Source data
*****

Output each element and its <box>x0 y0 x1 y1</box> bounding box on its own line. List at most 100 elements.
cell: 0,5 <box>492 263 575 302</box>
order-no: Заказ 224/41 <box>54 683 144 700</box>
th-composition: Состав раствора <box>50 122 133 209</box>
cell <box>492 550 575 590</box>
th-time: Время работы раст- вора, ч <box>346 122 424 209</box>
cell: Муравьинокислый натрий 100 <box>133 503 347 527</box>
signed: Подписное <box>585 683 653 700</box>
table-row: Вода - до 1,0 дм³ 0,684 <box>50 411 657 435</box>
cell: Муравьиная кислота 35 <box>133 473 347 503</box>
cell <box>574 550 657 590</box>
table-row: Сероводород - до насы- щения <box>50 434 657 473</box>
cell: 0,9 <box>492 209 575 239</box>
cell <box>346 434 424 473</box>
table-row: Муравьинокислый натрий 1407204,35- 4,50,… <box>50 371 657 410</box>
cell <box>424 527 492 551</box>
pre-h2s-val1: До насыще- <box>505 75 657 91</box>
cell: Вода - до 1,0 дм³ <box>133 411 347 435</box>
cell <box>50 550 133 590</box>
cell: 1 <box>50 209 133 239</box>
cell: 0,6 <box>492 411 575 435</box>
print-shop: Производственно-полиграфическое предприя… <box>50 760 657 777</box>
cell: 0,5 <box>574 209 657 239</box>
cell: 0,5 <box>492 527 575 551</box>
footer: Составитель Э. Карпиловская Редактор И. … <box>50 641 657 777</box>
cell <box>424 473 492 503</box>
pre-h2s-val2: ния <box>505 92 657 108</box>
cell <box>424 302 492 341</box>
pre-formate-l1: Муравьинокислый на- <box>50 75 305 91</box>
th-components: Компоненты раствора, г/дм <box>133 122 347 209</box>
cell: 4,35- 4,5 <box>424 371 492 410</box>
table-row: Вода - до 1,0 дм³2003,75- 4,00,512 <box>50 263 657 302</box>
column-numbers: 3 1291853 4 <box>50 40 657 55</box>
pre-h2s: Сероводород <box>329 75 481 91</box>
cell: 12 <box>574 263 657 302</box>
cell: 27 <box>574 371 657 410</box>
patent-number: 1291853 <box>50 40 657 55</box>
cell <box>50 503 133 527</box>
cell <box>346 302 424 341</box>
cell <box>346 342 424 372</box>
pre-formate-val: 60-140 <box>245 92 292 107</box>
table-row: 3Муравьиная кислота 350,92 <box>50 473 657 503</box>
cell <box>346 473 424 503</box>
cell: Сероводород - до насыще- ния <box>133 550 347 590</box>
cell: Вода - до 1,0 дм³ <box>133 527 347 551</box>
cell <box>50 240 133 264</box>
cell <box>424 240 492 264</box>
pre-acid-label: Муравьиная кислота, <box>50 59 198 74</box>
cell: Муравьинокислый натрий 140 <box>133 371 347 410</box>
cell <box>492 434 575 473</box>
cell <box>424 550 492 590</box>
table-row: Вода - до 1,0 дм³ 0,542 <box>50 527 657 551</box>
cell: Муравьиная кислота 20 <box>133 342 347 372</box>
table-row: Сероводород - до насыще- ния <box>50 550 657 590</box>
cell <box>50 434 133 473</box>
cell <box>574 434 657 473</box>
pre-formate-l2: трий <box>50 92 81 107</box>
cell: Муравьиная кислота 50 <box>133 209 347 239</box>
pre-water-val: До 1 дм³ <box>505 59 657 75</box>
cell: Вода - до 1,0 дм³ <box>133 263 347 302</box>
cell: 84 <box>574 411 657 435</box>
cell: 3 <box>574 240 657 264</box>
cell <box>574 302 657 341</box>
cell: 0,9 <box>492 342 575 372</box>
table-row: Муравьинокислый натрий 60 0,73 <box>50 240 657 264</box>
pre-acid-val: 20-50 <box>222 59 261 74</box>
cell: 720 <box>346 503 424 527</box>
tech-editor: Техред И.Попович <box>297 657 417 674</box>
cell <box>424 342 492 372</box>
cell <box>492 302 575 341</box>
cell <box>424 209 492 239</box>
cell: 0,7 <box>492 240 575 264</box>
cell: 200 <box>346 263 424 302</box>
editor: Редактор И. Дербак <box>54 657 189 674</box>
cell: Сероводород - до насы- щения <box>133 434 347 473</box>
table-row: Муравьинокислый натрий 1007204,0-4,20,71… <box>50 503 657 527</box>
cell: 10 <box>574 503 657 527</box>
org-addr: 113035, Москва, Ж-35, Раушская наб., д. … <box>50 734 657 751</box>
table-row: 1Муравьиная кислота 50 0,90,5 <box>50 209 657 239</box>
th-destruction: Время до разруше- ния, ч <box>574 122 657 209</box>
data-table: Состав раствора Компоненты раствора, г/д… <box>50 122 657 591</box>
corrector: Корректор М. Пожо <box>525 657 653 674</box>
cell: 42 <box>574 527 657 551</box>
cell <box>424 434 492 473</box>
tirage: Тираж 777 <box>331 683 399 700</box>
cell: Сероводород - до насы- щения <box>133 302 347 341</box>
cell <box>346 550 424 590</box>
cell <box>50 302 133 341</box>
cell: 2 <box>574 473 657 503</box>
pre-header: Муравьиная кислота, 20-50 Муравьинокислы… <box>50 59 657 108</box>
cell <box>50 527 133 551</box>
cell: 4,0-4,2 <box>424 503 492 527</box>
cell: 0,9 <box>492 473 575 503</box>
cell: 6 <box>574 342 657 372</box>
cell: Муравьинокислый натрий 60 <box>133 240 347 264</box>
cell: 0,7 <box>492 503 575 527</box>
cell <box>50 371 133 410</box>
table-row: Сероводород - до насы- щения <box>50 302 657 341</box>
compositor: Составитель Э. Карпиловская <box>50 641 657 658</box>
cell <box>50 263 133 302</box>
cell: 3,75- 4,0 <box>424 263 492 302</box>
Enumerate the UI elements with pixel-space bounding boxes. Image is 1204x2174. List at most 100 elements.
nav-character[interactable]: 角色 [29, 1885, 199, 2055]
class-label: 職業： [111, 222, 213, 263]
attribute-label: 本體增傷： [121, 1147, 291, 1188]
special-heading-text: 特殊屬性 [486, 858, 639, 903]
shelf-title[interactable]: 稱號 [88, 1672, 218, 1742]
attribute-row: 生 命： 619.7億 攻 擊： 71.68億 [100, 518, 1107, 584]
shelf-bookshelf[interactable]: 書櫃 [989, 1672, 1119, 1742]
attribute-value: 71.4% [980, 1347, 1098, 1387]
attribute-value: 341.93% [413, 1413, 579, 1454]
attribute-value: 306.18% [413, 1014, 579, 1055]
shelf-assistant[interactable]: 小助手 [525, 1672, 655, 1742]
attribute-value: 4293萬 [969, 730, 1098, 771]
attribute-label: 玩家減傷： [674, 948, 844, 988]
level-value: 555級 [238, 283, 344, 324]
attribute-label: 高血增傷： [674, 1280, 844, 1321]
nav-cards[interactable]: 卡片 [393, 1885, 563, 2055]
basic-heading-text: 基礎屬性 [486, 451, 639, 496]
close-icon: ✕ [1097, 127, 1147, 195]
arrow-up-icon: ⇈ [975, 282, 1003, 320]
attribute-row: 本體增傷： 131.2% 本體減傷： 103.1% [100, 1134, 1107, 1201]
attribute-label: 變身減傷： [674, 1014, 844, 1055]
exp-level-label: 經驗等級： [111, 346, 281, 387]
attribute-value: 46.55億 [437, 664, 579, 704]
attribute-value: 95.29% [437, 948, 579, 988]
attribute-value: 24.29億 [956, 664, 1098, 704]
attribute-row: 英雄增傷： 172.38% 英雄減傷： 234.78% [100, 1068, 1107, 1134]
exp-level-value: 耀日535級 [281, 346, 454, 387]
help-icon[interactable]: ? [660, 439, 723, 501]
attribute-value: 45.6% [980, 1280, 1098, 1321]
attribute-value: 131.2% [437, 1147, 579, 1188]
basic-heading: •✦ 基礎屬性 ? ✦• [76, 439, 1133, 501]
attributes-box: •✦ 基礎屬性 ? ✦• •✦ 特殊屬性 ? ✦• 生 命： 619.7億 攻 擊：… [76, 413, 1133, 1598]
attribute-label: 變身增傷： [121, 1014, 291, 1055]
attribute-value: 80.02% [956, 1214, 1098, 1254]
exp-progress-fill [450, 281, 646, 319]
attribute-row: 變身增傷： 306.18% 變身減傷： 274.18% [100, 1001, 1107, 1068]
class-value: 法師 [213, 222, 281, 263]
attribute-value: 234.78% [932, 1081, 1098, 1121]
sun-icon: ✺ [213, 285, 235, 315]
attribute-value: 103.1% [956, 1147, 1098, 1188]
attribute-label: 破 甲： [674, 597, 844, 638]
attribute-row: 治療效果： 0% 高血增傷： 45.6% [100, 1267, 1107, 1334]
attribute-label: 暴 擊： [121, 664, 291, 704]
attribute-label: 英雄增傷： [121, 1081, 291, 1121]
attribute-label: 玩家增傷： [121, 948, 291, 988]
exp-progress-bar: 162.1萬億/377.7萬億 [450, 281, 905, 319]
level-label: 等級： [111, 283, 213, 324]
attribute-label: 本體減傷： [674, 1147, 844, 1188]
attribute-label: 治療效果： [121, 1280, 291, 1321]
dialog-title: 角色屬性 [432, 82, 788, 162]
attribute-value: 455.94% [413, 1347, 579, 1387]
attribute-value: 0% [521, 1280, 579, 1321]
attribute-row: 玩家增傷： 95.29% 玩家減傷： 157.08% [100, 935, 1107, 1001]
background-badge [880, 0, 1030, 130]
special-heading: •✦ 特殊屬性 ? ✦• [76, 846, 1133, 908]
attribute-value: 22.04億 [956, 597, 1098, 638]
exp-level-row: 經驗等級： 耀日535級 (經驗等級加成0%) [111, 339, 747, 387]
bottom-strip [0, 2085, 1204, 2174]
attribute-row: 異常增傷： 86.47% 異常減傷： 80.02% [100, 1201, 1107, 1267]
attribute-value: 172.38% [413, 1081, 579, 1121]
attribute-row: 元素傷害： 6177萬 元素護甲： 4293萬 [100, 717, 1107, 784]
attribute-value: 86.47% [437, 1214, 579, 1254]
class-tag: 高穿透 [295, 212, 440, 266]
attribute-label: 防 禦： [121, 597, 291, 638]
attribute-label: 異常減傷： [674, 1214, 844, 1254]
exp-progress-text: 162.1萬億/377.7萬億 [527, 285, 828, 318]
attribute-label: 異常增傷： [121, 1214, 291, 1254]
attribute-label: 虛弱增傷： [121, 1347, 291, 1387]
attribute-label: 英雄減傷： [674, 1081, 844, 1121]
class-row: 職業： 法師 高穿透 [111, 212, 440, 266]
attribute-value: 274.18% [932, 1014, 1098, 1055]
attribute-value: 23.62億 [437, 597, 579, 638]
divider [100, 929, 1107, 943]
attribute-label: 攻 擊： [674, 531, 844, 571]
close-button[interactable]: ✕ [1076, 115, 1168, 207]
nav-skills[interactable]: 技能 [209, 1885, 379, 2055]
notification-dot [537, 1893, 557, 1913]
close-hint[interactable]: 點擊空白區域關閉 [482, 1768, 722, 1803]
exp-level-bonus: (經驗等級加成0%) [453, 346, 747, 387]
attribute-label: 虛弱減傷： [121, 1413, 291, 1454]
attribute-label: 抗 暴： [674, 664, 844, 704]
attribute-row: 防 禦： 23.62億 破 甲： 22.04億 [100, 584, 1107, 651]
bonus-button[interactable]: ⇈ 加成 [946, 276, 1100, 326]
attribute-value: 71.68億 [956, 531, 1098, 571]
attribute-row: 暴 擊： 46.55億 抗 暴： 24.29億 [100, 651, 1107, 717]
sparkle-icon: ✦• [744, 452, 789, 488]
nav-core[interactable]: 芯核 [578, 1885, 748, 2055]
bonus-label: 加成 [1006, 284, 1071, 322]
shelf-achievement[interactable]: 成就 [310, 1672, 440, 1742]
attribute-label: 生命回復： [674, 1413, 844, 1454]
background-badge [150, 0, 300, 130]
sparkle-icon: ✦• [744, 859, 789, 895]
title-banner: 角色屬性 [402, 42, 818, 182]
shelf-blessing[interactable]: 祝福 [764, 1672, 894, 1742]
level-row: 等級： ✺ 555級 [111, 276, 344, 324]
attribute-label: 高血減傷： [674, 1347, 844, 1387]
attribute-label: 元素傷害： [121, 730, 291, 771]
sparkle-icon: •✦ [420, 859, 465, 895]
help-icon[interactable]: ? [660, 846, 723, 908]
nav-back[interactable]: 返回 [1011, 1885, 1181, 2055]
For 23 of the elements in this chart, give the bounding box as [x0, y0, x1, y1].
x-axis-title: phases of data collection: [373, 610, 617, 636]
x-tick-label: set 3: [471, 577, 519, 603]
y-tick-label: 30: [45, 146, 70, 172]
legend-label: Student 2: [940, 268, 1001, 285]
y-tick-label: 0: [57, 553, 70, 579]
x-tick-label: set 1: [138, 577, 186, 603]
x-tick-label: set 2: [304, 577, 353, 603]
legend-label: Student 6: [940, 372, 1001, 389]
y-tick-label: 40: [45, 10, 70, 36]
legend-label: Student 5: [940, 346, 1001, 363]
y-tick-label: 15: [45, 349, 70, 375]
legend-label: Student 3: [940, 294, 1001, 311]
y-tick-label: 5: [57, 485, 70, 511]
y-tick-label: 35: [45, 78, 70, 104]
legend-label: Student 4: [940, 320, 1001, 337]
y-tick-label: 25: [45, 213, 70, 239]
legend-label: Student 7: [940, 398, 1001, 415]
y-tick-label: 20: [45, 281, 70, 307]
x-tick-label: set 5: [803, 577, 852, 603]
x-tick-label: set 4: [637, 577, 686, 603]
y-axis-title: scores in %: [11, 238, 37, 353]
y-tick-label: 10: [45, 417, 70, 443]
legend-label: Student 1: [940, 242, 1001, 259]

*****

▶ [DIRECTIONS FOR THIS TASK] Pick out each line in the records above that includes the string "progress", and copy those lines.

▶ [EXPECTED ANSWER]
exp-progress-fill [450, 281, 646, 319]
exp-progress-bar: 162.1萬億/377.7萬億 [450, 281, 905, 319]
exp-progress-text: 162.1萬億/377.7萬億 [527, 285, 828, 318]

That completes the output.